# Supplied material start

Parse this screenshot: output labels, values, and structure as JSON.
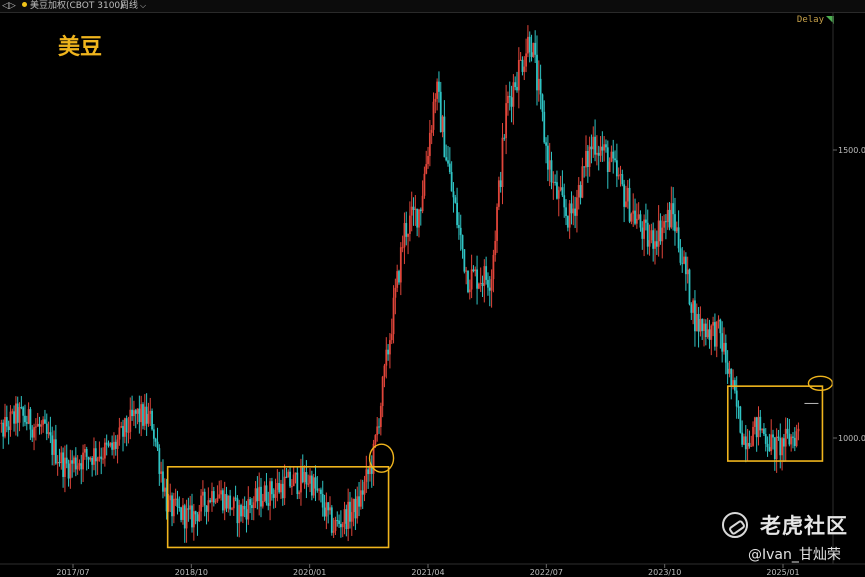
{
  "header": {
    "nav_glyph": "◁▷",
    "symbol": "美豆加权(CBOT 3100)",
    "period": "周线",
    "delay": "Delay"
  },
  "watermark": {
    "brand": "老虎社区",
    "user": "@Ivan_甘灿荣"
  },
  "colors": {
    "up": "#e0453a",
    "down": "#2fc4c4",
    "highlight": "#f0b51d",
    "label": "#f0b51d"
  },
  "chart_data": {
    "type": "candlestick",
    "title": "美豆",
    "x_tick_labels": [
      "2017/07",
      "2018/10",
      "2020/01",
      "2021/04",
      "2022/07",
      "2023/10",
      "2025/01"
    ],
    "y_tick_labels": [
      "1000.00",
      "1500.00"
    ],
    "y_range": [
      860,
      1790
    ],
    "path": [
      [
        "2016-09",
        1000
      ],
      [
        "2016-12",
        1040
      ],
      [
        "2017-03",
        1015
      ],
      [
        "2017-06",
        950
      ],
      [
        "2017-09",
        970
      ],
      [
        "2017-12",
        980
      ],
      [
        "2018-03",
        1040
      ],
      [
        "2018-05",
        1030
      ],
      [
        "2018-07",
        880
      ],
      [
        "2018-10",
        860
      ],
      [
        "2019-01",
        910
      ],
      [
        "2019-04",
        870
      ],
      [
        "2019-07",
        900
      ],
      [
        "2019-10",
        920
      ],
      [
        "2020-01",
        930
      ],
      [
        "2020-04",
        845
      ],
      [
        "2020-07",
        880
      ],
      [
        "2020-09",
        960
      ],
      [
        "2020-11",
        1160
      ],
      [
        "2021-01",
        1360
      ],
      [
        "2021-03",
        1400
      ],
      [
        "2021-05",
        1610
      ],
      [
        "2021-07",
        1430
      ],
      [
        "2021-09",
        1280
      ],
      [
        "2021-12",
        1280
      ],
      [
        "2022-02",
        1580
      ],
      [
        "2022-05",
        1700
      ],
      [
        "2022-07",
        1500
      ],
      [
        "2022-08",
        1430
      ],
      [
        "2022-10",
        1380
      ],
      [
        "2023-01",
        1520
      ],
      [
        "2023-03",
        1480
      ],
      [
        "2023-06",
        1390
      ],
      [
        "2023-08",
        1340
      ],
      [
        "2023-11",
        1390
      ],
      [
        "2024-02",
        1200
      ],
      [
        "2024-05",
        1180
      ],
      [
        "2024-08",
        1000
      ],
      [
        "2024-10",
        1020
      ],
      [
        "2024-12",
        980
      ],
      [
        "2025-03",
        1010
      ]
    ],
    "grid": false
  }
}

# Supplied material end
# Supplied material start

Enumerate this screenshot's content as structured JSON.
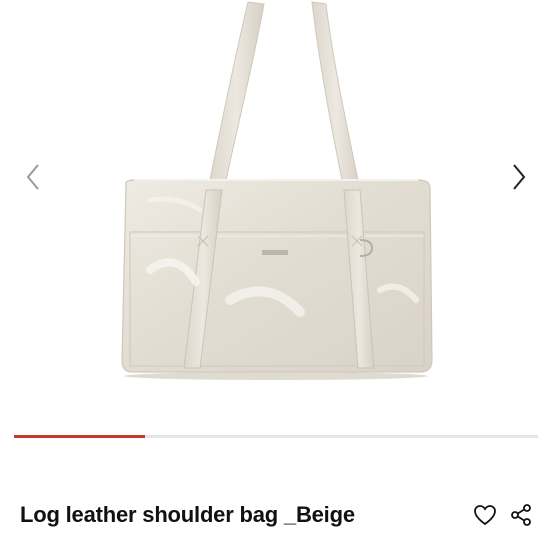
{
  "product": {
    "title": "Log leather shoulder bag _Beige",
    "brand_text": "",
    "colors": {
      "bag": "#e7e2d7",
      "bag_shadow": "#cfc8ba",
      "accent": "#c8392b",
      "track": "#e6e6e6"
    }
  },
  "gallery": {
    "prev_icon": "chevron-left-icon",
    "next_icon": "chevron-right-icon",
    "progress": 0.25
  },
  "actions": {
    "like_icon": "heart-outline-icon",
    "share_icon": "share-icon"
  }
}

# Supplied material end
# Supplied material start

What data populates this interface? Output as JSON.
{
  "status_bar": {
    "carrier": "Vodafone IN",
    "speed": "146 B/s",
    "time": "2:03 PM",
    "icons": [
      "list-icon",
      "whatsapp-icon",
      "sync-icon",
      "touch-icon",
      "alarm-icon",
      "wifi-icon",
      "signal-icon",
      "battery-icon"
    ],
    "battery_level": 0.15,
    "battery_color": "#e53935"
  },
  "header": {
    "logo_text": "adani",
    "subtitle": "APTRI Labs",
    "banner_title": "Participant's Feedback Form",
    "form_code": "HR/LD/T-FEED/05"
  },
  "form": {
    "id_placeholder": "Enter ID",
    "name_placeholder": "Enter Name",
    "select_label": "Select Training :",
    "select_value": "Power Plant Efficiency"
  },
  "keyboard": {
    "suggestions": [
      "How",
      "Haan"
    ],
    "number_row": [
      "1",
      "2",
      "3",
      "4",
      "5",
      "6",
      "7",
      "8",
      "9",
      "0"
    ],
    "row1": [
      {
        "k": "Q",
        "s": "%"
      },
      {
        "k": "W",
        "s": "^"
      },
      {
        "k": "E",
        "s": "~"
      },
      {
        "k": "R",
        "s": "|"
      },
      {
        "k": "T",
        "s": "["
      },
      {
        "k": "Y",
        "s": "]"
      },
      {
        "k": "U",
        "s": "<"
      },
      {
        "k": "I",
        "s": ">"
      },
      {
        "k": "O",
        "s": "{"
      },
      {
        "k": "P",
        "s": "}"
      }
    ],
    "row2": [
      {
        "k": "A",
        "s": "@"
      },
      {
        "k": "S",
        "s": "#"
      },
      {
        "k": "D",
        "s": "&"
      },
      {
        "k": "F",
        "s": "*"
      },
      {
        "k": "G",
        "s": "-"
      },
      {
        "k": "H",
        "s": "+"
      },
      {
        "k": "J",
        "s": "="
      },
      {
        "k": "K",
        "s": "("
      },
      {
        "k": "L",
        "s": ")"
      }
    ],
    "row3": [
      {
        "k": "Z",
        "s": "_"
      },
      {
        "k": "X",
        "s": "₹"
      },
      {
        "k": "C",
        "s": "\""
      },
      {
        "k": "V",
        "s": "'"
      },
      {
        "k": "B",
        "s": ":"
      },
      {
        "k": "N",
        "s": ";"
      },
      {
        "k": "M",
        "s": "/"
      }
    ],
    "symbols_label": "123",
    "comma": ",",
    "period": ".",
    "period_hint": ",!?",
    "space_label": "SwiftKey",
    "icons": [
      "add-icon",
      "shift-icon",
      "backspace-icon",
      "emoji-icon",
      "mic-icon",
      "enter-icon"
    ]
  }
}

# Supplied material end

_Your task_. Reproduce every line of the listing above in which the string "this" appears.

_Exercise answer_.
Parse this screenshot: output labels, values, and structure as JSON.
Enumerate this screenshot's content as structured JSON.
What data populates this interface? Output as JSON.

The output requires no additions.